STATED TASK. Show all lines from the data that include the word "direcção".

DATA.
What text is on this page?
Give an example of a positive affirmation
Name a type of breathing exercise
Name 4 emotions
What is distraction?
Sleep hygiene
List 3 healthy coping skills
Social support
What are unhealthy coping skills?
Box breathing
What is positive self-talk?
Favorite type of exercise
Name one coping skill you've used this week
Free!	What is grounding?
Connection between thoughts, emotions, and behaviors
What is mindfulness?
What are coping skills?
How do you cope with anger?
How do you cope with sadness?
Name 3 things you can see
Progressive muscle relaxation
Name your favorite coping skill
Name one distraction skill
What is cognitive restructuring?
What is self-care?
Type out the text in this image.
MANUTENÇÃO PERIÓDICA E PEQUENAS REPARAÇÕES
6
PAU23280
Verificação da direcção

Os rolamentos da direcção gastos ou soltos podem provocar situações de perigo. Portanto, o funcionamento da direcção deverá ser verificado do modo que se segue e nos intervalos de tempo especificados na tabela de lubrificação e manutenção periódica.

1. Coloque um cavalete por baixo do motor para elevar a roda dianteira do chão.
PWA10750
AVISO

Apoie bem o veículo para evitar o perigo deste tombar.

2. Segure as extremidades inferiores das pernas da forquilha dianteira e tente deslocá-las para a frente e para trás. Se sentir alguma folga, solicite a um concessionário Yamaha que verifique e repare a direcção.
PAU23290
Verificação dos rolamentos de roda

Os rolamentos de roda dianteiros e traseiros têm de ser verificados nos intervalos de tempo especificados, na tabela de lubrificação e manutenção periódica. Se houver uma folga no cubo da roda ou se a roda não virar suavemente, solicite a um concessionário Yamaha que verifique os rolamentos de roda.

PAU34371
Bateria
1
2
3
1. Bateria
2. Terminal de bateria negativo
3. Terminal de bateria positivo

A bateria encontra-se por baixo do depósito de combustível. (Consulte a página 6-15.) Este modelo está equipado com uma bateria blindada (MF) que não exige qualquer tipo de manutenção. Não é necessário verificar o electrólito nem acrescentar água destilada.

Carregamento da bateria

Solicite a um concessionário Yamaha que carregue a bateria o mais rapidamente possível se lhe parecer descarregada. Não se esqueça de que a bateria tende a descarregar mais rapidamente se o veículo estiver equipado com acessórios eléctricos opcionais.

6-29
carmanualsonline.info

TASK ANSWER.
Verificação da direcção
Os rolamentos da direcção gastos ou soltos podem provocar situações de perigo. Portanto, o funcionamento da direcção deverá ser verificado do modo que se segue e nos intervalos de tempo especificados na tabela de lubrificação e manutenção periódica.
2. Segure as extremidades inferiores das pernas da forquilha dianteira e tente deslocá-las para a frente e para trás. Se sentir alguma folga, solicite a um concessionário Yamaha que verifique e repare a direcção.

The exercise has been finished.